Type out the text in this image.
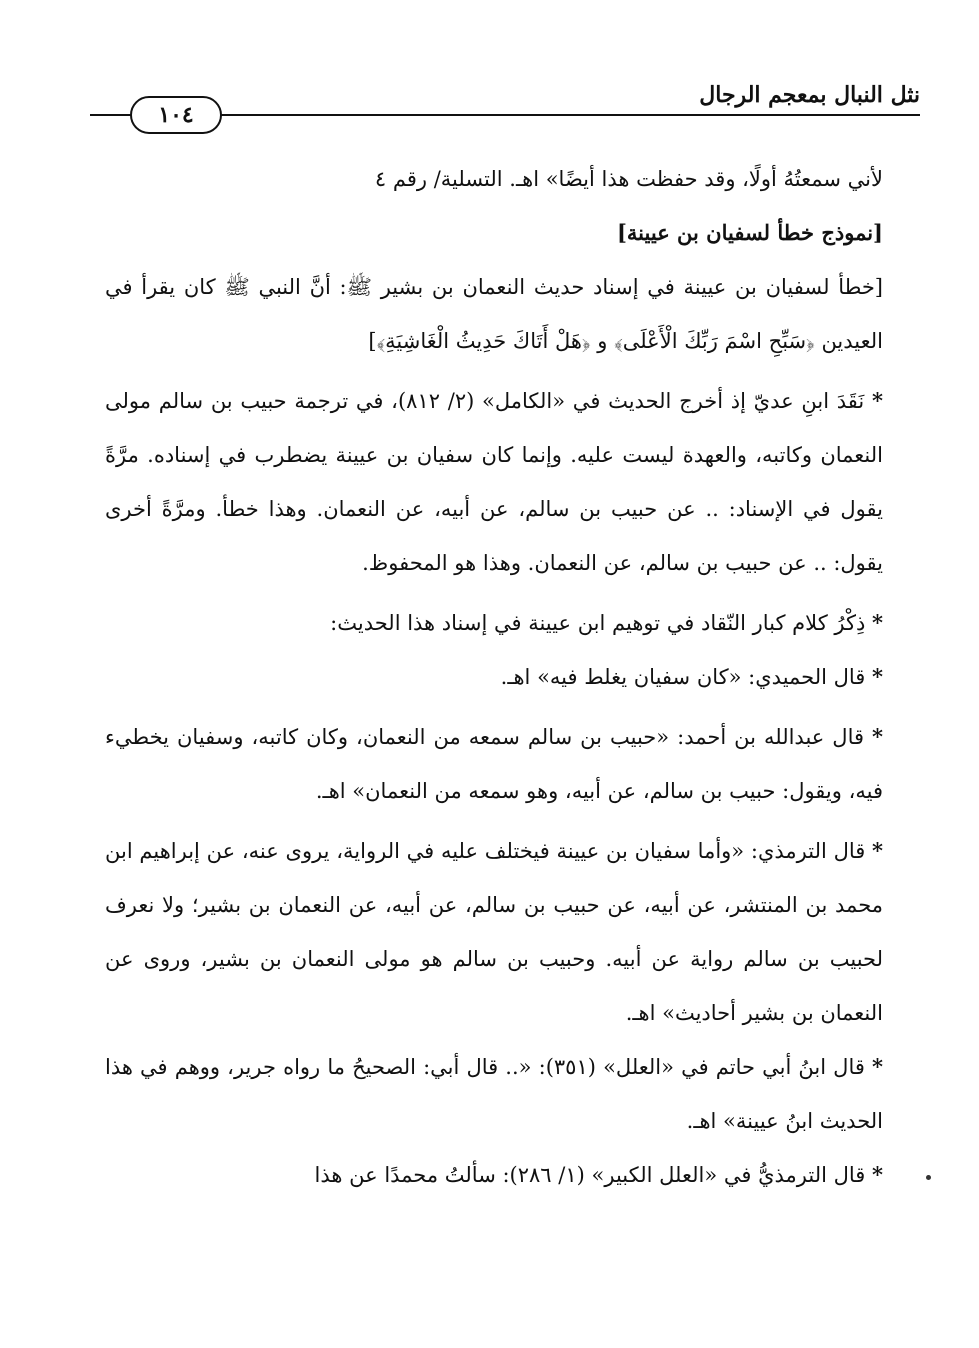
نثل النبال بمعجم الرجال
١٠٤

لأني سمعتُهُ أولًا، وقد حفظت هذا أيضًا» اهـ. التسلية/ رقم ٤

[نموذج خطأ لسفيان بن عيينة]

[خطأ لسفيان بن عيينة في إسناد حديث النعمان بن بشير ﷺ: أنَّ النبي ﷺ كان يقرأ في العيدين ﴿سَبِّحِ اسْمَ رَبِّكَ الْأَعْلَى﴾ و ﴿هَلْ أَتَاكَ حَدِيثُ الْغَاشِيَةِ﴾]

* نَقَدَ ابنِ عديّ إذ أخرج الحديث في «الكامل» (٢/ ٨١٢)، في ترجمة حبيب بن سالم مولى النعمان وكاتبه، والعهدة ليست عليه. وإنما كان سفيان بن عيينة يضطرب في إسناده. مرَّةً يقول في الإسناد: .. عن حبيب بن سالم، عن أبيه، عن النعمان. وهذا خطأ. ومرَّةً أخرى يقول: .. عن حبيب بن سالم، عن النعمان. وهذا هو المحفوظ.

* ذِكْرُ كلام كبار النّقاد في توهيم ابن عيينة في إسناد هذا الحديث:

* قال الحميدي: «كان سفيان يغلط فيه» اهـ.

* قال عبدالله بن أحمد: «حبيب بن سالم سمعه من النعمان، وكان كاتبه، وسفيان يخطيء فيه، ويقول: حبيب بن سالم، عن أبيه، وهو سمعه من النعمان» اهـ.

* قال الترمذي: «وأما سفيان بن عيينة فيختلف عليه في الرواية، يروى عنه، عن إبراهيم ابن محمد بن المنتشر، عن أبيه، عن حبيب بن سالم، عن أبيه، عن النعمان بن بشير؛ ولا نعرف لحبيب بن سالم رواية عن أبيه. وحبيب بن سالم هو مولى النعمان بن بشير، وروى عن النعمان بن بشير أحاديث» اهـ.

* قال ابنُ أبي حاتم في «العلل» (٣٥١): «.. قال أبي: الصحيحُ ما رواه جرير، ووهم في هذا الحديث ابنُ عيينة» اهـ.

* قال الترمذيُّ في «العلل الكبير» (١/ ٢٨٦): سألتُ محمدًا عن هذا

** Task goal **
Repeat all of the data above word for word, minus the pictures.

** Solution to the problem **
Type out the text in this image.
نثل النبال بمعجم الرجال
١٠٤

لأني سمعتُهُ أولًا، وقد حفظت هذا أيضًا» اهـ. التسلية/ رقم ٤

[نموذج خطأ لسفيان بن عيينة]

[خطأ لسفيان بن عيينة في إسناد حديث النعمان بن بشير ﷺ: أنَّ النبي ﷺ كان يقرأ في العيدين ﴿سَبِّحِ اسْمَ رَبِّكَ الْأَعْلَى﴾ و ﴿هَلْ أَتَاكَ حَدِيثُ الْغَاشِيَةِ﴾]

* نَقَدَ ابنِ عديّ إذ أخرج الحديث في «الكامل» (٢/ ٨١٢)، في ترجمة حبيب بن سالم مولى النعمان وكاتبه، والعهدة ليست عليه. وإنما كان سفيان بن عيينة يضطرب في إسناده. مرَّةً يقول في الإسناد: .. عن حبيب بن سالم، عن أبيه، عن النعمان. وهذا خطأ. ومرَّةً أخرى يقول: .. عن حبيب بن سالم، عن النعمان. وهذا هو المحفوظ.

* ذِكْرُ كلام كبار النّقاد في توهيم ابن عيينة في إسناد هذا الحديث:

* قال الحميدي: «كان سفيان يغلط فيه» اهـ.

* قال عبدالله بن أحمد: «حبيب بن سالم سمعه من النعمان، وكان كاتبه، وسفيان يخطيء فيه، ويقول: حبيب بن سالم، عن أبيه، وهو سمعه من النعمان» اهـ.

* قال الترمذي: «وأما سفيان بن عيينة فيختلف عليه في الرواية، يروى عنه، عن إبراهيم ابن محمد بن المنتشر، عن أبيه، عن حبيب بن سالم، عن أبيه، عن النعمان بن بشير؛ ولا نعرف لحبيب بن سالم رواية عن أبيه. وحبيب بن سالم هو مولى النعمان بن بشير، وروى عن النعمان بن بشير أحاديث» اهـ.

* قال ابنُ أبي حاتم في «العلل» (٣٥١): «.. قال أبي: الصحيحُ ما رواه جرير، ووهم في هذا الحديث ابنُ عيينة» اهـ.

* قال الترمذيُّ في «العلل الكبير» (١/ ٢٨٦): سألتُ محمدًا عن هذا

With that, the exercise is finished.